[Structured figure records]
════════════════════

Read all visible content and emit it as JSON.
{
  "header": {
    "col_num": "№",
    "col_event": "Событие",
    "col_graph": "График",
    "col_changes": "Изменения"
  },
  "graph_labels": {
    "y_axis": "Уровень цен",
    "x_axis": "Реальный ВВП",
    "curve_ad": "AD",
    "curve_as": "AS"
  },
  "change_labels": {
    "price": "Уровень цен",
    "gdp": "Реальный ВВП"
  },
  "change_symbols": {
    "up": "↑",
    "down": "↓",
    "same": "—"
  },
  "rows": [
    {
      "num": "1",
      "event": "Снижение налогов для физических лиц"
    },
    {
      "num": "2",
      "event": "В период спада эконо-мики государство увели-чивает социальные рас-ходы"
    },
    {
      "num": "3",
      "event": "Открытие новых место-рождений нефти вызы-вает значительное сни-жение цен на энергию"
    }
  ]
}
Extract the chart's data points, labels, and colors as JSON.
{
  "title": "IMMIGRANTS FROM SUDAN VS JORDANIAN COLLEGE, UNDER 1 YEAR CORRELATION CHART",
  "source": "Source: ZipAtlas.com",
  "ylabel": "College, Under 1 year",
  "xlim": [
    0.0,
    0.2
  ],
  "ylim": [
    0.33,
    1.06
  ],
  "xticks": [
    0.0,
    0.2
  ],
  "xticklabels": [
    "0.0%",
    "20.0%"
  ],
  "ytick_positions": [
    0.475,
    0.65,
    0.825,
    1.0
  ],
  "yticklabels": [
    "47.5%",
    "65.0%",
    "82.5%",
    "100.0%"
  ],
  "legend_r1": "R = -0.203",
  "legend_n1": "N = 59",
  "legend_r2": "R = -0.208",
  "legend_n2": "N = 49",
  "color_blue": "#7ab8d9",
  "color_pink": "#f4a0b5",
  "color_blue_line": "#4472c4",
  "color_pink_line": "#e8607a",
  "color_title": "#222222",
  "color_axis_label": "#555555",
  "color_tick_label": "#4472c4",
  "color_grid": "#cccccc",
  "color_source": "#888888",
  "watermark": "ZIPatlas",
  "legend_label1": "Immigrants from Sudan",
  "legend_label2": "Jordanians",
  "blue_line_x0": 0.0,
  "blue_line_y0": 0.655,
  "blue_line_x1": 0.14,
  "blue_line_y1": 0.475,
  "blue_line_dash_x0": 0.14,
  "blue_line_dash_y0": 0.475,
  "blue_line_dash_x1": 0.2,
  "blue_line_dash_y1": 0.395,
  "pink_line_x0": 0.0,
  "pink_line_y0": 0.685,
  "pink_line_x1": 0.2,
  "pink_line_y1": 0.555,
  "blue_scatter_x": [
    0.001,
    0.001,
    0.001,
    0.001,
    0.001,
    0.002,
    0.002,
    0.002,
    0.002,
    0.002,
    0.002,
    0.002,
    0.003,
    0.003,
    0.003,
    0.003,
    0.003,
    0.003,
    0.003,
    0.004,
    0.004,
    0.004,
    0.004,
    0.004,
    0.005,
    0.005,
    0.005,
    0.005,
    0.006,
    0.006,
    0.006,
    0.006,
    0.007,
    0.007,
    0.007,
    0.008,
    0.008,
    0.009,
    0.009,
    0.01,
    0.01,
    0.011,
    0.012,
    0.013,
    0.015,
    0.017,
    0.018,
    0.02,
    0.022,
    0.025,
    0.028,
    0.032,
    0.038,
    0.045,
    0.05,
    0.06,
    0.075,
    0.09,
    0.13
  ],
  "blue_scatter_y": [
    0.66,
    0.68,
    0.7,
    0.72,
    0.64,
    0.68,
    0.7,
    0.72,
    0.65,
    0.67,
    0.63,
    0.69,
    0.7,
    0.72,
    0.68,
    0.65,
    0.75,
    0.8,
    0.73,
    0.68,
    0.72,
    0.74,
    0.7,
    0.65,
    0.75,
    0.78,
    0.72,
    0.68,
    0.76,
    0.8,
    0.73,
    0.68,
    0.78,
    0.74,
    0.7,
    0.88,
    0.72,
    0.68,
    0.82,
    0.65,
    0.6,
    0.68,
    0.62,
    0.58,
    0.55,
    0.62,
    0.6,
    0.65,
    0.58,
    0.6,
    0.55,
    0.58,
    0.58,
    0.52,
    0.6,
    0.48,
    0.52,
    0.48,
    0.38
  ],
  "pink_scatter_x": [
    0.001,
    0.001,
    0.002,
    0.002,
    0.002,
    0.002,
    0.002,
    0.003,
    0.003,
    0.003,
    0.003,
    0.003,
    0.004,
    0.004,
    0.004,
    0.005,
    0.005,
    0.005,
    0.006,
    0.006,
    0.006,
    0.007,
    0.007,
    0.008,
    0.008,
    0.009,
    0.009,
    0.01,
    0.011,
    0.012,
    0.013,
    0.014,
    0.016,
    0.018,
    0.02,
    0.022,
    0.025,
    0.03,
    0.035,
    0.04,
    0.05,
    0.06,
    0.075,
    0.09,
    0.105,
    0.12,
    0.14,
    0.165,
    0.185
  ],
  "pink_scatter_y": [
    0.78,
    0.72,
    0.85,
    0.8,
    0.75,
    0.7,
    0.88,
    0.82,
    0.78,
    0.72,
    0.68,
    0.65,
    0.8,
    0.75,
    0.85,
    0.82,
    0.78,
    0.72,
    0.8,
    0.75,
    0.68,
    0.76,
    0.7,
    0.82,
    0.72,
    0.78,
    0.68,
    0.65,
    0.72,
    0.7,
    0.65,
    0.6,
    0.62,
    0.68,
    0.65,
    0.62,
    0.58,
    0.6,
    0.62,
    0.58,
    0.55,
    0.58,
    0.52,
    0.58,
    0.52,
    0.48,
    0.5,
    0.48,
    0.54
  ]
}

════════════════════

The exercise >> The entries above must be returned exactly.

Reply to the exercise >>
Read all visible content and emit it as JSON.
{
  "header": {
    "col_num": "№",
    "col_event": "Событие",
    "col_graph": "График",
    "col_changes": "Изменения"
  },
  "graph_labels": {
    "y_axis": "Уровень цен",
    "x_axis": "Реальный ВВП",
    "curve_ad": "AD",
    "curve_as": "AS"
  },
  "change_labels": {
    "price": "Уровень цен",
    "gdp": "Реальный ВВП"
  },
  "change_symbols": {
    "up": "↑",
    "down": "↓",
    "same": "—"
  },
  "rows": [
    {
      "num": "1",
      "event": "Снижение налогов для физических лиц"
    },
    {
      "num": "2",
      "event": "В период спада эконо-мики государство увели-чивает социальные рас-ходы"
    },
    {
      "num": "3",
      "event": "Открытие новых место-рождений нефти вызы-вает значительное сни-жение цен на энергию"
    }
  ]
}
Extract the chart's data points, labels, and colors as JSON.
{
  "title": "IMMIGRANTS FROM SUDAN VS JORDANIAN COLLEGE, UNDER 1 YEAR CORRELATION CHART",
  "source": "Source: ZipAtlas.com",
  "ylabel": "College, Under 1 year",
  "xlim": [
    0.0,
    0.2
  ],
  "ylim": [
    0.33,
    1.06
  ],
  "xticks": [
    0.0,
    0.2
  ],
  "xticklabels": [
    "0.0%",
    "20.0%"
  ],
  "ytick_positions": [
    0.475,
    0.65,
    0.825,
    1.0
  ],
  "yticklabels": [
    "47.5%",
    "65.0%",
    "82.5%",
    "100.0%"
  ],
  "legend_r1": "R = -0.203",
  "legend_n1": "N = 59",
  "legend_r2": "R = -0.208",
  "legend_n2": "N = 49",
  "color_blue": "#7ab8d9",
  "color_pink": "#f4a0b5",
  "color_blue_line": "#4472c4",
  "color_pink_line": "#e8607a",
  "color_title": "#222222",
  "color_axis_label": "#555555",
  "color_tick_label": "#4472c4",
  "color_grid": "#cccccc",
  "color_source": "#888888",
  "watermark": "ZIPatlas",
  "legend_label1": "Immigrants from Sudan",
  "legend_label2": "Jordanians",
  "blue_line_x0": 0.0,
  "blue_line_y0": 0.655,
  "blue_line_x1": 0.14,
  "blue_line_y1": 0.475,
  "blue_line_dash_x0": 0.14,
  "blue_line_dash_y0": 0.475,
  "blue_line_dash_x1": 0.2,
  "blue_line_dash_y1": 0.395,
  "pink_line_x0": 0.0,
  "pink_line_y0": 0.685,
  "pink_line_x1": 0.2,
  "pink_line_y1": 0.555,
  "blue_scatter_x": [
    0.001,
    0.001,
    0.001,
    0.001,
    0.001,
    0.002,
    0.002,
    0.002,
    0.002,
    0.002,
    0.002,
    0.002,
    0.003,
    0.003,
    0.003,
    0.003,
    0.003,
    0.003,
    0.003,
    0.004,
    0.004,
    0.004,
    0.004,
    0.004,
    0.005,
    0.005,
    0.005,
    0.005,
    0.006,
    0.006,
    0.006,
    0.006,
    0.007,
    0.007,
    0.007,
    0.008,
    0.008,
    0.009,
    0.009,
    0.01,
    0.01,
    0.011,
    0.012,
    0.013,
    0.015,
    0.017,
    0.018,
    0.02,
    0.022,
    0.025,
    0.028,
    0.032,
    0.038,
    0.045,
    0.05,
    0.06,
    0.075,
    0.09,
    0.13
  ],
  "blue_scatter_y": [
    0.66,
    0.68,
    0.7,
    0.72,
    0.64,
    0.68,
    0.7,
    0.72,
    0.65,
    0.67,
    0.63,
    0.69,
    0.7,
    0.72,
    0.68,
    0.65,
    0.75,
    0.8,
    0.73,
    0.68,
    0.72,
    0.74,
    0.7,
    0.65,
    0.75,
    0.78,
    0.72,
    0.68,
    0.76,
    0.8,
    0.73,
    0.68,
    0.78,
    0.74,
    0.7,
    0.88,
    0.72,
    0.68,
    0.82,
    0.65,
    0.6,
    0.68,
    0.62,
    0.58,
    0.55,
    0.62,
    0.6,
    0.65,
    0.58,
    0.6,
    0.55,
    0.58,
    0.58,
    0.52,
    0.6,
    0.48,
    0.52,
    0.48,
    0.38
  ],
  "pink_scatter_x": [
    0.001,
    0.001,
    0.002,
    0.002,
    0.002,
    0.002,
    0.002,
    0.003,
    0.003,
    0.003,
    0.003,
    0.003,
    0.004,
    0.004,
    0.004,
    0.005,
    0.005,
    0.005,
    0.006,
    0.006,
    0.006,
    0.007,
    0.007,
    0.008,
    0.008,
    0.009,
    0.009,
    0.01,
    0.011,
    0.012,
    0.013,
    0.014,
    0.016,
    0.018,
    0.02,
    0.022,
    0.025,
    0.03,
    0.035,
    0.04,
    0.05,
    0.06,
    0.075,
    0.09,
    0.105,
    0.12,
    0.14,
    0.165,
    0.185
  ],
  "pink_scatter_y": [
    0.78,
    0.72,
    0.85,
    0.8,
    0.75,
    0.7,
    0.88,
    0.82,
    0.78,
    0.72,
    0.68,
    0.65,
    0.8,
    0.75,
    0.85,
    0.82,
    0.78,
    0.72,
    0.8,
    0.75,
    0.68,
    0.76,
    0.7,
    0.82,
    0.72,
    0.78,
    0.68,
    0.65,
    0.72,
    0.7,
    0.65,
    0.6,
    0.62,
    0.68,
    0.65,
    0.62,
    0.58,
    0.6,
    0.62,
    0.58,
    0.55,
    0.58,
    0.52,
    0.58,
    0.52,
    0.48,
    0.5,
    0.48,
    0.54
  ]
}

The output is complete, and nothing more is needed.